(Stored records)
[START]

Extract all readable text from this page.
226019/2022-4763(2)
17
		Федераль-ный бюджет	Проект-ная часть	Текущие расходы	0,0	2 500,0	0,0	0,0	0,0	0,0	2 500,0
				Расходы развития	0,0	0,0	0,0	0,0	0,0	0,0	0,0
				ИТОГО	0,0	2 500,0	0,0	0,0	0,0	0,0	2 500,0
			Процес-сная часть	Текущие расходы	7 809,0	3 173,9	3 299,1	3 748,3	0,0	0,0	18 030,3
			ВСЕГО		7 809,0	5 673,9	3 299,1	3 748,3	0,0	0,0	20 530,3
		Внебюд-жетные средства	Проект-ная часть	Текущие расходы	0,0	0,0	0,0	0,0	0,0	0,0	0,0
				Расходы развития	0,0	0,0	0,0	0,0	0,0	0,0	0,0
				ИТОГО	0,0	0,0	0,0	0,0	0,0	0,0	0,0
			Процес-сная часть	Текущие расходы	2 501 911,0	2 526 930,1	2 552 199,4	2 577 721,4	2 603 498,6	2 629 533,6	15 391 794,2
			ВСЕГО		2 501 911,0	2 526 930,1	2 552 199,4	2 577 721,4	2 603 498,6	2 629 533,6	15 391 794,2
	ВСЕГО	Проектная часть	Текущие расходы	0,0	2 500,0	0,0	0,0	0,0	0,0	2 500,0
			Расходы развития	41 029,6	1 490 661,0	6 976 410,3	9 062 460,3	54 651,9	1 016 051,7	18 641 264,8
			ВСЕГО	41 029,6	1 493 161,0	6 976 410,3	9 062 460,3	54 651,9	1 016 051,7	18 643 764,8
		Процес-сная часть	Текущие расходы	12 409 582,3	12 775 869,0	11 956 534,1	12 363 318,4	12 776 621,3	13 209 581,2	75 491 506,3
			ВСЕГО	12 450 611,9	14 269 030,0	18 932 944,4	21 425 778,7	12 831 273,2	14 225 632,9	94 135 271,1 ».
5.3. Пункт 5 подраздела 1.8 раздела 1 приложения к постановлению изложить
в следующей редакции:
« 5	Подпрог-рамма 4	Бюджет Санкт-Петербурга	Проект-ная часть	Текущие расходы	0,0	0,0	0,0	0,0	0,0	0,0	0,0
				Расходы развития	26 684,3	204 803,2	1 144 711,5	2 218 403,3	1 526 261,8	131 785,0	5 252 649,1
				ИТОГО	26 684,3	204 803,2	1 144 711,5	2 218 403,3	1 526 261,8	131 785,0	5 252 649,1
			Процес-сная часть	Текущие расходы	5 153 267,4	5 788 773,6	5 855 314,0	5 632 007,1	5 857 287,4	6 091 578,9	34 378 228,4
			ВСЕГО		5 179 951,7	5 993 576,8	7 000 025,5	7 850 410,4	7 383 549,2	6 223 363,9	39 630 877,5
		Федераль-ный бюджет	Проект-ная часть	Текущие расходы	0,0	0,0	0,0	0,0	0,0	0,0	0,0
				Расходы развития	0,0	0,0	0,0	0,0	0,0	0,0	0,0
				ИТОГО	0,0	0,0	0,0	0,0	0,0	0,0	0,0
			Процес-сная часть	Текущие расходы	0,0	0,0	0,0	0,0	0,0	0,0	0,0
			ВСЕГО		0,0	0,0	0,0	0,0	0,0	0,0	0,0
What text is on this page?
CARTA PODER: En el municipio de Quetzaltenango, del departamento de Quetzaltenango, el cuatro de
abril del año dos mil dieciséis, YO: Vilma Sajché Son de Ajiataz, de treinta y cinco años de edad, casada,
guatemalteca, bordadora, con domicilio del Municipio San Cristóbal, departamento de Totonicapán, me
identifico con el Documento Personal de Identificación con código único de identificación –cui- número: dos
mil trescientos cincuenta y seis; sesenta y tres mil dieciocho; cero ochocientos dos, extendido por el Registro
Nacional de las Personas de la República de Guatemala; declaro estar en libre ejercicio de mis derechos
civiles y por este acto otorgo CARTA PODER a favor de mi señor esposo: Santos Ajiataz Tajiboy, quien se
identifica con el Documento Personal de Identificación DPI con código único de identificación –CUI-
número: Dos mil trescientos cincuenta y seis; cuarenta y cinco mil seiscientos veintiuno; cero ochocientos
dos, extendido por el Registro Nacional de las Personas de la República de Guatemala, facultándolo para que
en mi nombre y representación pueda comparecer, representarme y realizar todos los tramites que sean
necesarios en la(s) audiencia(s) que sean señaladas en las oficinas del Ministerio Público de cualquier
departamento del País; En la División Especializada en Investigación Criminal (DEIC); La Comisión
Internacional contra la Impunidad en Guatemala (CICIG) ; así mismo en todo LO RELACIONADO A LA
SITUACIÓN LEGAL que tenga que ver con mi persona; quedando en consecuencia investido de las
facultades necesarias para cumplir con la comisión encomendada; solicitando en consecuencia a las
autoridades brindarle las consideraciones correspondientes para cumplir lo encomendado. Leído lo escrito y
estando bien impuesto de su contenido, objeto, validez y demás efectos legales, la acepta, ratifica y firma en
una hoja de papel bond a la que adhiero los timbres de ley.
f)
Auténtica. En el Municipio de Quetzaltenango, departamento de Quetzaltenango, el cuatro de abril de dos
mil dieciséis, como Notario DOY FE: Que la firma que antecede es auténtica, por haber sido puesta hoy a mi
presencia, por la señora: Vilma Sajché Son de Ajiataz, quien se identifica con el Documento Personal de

[END]

### Brief
Where does the word "seis" appear in the listing? List each line that holds it.

### Full response
mil trescientos cincuenta y seis; sesenta y tres mil dieciocho; cero ochocientos dos, extendido por el Registro
número: Dos mil trescientos cincuenta y seis; cuarenta y cinco mil seiscientos veintiuno; cero ochocientos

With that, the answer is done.